**Task statement**
Copy out all lines in the data below containing the string "Obidos".
···
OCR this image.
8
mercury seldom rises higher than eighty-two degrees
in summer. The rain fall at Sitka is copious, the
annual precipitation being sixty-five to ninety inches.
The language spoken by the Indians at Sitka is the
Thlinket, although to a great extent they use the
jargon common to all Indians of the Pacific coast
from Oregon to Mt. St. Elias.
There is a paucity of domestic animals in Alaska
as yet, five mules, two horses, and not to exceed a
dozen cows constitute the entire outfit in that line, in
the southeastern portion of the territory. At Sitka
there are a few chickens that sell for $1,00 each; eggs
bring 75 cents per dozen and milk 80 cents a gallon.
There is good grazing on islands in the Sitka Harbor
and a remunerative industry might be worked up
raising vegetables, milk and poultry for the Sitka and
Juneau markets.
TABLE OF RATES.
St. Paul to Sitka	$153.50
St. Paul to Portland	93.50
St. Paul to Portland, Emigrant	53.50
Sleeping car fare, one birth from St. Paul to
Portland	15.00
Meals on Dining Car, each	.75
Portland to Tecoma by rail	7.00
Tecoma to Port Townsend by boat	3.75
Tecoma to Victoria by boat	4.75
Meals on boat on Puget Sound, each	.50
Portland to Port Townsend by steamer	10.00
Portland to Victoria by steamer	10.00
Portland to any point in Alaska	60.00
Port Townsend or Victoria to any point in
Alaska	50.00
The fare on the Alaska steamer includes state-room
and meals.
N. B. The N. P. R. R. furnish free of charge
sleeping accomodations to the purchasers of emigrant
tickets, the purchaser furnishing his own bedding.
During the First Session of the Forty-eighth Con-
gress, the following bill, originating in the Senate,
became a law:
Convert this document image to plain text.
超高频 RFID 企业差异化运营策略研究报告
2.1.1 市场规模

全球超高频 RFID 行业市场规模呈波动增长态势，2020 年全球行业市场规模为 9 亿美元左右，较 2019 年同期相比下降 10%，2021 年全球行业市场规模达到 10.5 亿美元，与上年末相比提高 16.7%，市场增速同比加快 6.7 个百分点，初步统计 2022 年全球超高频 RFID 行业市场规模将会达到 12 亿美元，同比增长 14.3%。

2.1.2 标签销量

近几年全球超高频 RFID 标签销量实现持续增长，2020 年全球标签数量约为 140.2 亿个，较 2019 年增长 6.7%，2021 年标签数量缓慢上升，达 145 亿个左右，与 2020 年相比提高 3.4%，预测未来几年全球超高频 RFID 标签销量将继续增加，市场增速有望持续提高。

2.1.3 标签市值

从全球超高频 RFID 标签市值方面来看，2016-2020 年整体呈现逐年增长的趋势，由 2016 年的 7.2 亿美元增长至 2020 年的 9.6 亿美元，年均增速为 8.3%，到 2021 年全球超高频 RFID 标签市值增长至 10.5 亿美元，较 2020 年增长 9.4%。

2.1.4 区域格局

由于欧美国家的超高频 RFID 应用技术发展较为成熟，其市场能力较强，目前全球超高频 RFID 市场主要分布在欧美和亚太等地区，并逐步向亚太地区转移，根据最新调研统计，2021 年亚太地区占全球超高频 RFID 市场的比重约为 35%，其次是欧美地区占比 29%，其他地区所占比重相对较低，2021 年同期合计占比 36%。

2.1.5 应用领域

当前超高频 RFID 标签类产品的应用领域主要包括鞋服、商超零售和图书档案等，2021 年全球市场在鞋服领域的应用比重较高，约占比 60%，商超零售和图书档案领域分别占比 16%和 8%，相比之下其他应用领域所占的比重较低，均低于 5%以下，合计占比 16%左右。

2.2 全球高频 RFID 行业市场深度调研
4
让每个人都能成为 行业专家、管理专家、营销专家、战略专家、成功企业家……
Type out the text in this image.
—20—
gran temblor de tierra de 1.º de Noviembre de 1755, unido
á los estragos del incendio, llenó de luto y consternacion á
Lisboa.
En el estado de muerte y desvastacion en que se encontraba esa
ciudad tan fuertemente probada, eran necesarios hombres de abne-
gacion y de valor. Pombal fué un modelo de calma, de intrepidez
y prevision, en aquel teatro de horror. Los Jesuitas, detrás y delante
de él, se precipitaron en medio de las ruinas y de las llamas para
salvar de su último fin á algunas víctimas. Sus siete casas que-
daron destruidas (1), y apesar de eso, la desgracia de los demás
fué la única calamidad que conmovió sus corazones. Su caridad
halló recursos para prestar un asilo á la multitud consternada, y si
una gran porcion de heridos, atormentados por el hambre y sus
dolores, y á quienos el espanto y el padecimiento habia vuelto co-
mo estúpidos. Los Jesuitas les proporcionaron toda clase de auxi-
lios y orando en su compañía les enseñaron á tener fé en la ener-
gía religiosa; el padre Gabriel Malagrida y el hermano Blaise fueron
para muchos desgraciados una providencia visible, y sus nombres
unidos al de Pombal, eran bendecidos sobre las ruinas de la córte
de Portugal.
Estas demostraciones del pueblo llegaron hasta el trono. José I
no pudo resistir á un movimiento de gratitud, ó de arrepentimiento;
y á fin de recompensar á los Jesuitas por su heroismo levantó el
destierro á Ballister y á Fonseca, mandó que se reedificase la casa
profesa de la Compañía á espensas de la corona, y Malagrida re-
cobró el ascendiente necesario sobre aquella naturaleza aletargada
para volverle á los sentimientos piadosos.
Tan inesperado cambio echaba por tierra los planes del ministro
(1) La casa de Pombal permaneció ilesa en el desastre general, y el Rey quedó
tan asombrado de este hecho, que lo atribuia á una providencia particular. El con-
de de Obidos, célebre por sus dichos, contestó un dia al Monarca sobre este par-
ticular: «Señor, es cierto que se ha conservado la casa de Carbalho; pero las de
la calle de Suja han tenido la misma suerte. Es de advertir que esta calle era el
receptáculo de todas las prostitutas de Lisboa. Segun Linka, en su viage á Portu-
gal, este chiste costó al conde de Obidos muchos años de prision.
···
**Exercise solution**
de de Obidos, célebre por sus dichos, contestó un dia al Monarca sobre este par-
gal, este chiste costó al conde de Obidos muchos años de prision.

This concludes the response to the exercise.